목표:
데이터의 첫 줄부터 "legend-text: Due for"가 들어 있는 줄까지 다시 쓰되, "help-icon"를 "info-icon"로 바꾸고 나머지는 그대로 두세요.

과제용 데이터:

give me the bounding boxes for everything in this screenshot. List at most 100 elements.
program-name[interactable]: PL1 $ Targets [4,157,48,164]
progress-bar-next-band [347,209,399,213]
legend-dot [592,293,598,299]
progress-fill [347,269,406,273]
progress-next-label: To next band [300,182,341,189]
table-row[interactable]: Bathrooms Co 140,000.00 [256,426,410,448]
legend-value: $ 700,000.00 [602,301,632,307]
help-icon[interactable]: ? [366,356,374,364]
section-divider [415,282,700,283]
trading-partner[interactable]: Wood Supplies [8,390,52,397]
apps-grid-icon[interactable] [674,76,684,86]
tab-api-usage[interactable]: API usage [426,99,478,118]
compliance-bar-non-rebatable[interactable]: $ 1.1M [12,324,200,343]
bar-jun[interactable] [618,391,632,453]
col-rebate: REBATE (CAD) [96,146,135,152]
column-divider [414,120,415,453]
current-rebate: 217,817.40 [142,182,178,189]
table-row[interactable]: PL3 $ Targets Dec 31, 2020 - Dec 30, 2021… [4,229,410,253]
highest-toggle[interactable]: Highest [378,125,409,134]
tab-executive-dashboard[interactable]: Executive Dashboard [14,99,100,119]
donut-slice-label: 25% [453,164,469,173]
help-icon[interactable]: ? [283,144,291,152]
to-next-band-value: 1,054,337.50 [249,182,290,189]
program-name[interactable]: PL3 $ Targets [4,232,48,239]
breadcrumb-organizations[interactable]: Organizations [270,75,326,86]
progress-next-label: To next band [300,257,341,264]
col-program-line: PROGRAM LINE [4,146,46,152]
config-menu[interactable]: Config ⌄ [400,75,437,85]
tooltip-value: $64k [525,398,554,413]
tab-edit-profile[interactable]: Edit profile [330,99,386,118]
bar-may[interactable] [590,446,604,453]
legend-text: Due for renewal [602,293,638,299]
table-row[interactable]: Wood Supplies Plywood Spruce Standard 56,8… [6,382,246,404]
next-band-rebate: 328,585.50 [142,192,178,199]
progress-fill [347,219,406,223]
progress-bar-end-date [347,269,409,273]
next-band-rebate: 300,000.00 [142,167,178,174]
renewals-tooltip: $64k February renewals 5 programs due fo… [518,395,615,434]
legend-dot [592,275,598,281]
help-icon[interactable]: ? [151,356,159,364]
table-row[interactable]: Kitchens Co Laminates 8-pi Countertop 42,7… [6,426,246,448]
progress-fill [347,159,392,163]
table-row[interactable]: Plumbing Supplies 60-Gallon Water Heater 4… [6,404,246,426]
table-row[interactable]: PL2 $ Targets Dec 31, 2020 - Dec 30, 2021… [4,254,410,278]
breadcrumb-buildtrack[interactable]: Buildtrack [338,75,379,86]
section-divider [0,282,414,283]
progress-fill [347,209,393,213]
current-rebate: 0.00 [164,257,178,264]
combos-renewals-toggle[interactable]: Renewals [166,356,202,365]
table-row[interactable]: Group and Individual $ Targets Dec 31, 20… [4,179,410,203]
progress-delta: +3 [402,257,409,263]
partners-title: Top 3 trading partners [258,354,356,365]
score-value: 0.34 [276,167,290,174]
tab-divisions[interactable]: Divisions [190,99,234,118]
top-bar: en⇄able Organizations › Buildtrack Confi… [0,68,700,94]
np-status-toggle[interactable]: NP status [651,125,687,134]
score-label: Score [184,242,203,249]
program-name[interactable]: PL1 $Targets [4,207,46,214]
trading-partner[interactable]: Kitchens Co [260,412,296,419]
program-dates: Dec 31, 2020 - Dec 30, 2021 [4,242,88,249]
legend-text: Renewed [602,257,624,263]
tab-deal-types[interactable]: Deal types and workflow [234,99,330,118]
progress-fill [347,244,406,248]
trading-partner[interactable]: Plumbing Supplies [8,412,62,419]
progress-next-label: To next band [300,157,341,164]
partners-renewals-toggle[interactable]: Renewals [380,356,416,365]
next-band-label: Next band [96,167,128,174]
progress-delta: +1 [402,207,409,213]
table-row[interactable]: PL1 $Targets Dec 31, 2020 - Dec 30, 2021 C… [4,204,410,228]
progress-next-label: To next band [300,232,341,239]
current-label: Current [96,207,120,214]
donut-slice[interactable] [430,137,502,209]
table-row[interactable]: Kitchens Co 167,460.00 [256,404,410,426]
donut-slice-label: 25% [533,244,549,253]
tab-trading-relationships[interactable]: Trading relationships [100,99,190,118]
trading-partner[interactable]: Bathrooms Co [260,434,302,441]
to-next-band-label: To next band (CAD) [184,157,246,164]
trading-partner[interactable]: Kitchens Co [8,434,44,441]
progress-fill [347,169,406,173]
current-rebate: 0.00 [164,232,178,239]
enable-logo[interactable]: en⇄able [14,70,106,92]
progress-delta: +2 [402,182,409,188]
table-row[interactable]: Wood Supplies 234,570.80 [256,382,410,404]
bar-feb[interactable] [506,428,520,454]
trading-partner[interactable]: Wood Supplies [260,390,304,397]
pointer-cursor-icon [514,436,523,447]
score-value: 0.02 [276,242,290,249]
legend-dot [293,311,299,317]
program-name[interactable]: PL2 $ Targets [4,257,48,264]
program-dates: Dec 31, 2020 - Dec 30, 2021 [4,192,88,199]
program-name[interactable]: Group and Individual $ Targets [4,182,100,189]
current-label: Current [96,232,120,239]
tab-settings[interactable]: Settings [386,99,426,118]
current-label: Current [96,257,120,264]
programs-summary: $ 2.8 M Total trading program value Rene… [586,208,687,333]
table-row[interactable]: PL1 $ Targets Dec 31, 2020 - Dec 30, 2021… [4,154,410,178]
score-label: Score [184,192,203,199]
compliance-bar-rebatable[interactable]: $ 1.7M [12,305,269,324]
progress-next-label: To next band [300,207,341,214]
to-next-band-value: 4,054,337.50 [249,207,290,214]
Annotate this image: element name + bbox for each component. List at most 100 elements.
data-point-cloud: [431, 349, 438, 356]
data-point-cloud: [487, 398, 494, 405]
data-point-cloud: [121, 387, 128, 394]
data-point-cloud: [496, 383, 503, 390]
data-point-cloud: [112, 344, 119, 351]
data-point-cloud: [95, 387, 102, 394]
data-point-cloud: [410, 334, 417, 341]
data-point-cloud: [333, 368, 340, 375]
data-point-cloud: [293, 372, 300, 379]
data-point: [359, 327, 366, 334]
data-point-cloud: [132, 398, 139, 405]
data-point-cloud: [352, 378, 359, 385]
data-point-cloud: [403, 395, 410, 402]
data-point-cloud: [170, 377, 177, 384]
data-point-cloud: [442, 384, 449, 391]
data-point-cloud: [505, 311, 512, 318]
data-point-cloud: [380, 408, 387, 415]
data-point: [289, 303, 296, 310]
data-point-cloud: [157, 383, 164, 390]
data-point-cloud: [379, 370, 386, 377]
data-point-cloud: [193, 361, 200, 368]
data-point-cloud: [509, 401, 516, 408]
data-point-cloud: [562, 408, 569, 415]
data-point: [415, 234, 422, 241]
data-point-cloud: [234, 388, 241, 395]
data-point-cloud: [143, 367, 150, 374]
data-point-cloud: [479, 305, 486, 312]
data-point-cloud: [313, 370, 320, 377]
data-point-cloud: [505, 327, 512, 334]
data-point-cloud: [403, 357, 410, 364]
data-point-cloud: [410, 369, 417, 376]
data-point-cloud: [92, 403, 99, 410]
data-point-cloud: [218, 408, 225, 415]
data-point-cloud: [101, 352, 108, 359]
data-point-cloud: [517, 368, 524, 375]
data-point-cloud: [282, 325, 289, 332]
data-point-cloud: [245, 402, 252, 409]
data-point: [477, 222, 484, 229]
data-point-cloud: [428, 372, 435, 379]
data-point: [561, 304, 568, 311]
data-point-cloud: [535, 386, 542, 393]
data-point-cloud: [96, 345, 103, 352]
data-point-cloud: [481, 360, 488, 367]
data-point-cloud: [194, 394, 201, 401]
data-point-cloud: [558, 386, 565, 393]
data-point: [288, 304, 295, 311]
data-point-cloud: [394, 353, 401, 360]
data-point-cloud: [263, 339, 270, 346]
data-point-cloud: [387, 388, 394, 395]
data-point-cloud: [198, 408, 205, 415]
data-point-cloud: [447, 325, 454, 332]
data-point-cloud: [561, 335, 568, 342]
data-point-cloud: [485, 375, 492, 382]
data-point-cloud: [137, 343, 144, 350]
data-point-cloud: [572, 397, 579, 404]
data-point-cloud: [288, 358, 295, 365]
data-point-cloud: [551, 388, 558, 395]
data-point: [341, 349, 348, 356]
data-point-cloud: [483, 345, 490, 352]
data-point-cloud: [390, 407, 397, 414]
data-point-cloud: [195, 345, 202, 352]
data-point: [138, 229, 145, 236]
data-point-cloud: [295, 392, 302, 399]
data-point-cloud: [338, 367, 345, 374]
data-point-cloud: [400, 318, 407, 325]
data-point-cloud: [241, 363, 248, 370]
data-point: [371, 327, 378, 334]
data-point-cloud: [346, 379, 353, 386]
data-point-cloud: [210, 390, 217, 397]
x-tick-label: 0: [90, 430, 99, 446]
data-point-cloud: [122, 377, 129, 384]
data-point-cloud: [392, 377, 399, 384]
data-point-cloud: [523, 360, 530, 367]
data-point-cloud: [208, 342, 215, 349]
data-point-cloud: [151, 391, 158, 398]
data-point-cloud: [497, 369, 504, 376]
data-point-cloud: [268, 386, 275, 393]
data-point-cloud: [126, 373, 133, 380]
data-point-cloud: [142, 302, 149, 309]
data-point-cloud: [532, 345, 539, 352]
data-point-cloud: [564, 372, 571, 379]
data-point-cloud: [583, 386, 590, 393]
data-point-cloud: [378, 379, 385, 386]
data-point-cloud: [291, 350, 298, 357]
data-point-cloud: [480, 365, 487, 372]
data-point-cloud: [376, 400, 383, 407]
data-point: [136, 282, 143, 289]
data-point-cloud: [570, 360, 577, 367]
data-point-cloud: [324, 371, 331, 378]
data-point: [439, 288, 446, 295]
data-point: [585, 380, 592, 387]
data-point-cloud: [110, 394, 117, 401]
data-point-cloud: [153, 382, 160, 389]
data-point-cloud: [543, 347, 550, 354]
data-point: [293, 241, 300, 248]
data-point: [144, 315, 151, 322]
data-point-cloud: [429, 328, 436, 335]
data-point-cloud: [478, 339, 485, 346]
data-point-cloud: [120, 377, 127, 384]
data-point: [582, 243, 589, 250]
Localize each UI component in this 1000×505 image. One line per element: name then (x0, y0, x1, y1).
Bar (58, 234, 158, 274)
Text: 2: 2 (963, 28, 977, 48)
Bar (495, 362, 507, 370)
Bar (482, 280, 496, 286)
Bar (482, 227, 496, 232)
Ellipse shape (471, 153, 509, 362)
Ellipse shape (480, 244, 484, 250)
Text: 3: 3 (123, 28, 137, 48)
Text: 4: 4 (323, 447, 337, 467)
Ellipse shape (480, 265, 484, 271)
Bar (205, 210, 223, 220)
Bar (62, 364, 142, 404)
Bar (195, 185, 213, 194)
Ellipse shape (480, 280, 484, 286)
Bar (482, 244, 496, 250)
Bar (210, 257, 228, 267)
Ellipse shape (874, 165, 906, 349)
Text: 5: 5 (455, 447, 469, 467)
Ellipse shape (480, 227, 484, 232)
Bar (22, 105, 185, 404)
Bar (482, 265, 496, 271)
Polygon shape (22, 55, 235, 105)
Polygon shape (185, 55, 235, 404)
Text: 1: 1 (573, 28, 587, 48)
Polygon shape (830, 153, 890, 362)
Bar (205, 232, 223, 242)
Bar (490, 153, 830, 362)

최종 결과:
give me the bounding boxes for everything in this screenshot. List at most 100 elements.
program-name[interactable]: PL1 $ Targets [4,157,48,164]
progress-bar-next-band [347,209,399,213]
legend-dot [592,293,598,299]
progress-fill [347,269,406,273]
progress-next-label: To next band [300,182,341,189]
table-row[interactable]: Bathrooms Co 140,000.00 [256,426,410,448]
legend-value: $ 700,000.00 [602,301,632,307]
info-icon[interactable]: ? [366,356,374,364]
section-divider [415,282,700,283]
trading-partner[interactable]: Wood Supplies [8,390,52,397]
apps-grid-icon[interactable] [674,76,684,86]
tab-api-usage[interactable]: API usage [426,99,478,118]
compliance-bar-non-rebatable[interactable]: $ 1.1M [12,324,200,343]
bar-jun[interactable] [618,391,632,453]
col-rebate: REBATE (CAD) [96,146,135,152]
column-divider [414,120,415,453]
current-rebate: 217,817.40 [142,182,178,189]
table-row[interactable]: PL3 $ Targets Dec 31, 2020 - Dec 30, 2021… [4,229,410,253]
highest-toggle[interactable]: Highest [378,125,409,134]
tab-executive-dashboard[interactable]: Executive Dashboard [14,99,100,119]
donut-slice-label: 25% [453,164,469,173]
info-icon[interactable]: ? [283,144,291,152]
to-next-band-value: 1,054,337.50 [249,182,290,189]
program-name[interactable]: PL3 $ Targets [4,232,48,239]
breadcrumb-organizations[interactable]: Organizations [270,75,326,86]
progress-next-label: To next band [300,257,341,264]
col-program-line: PROGRAM LINE [4,146,46,152]
config-menu[interactable]: Config ⌄ [400,75,437,85]
tooltip-value: $64k [525,398,554,413]
tab-edit-profile[interactable]: Edit profile [330,99,386,118]
bar-may[interactable] [590,446,604,453]
legend-text: Due for renewal [602,293,638,299]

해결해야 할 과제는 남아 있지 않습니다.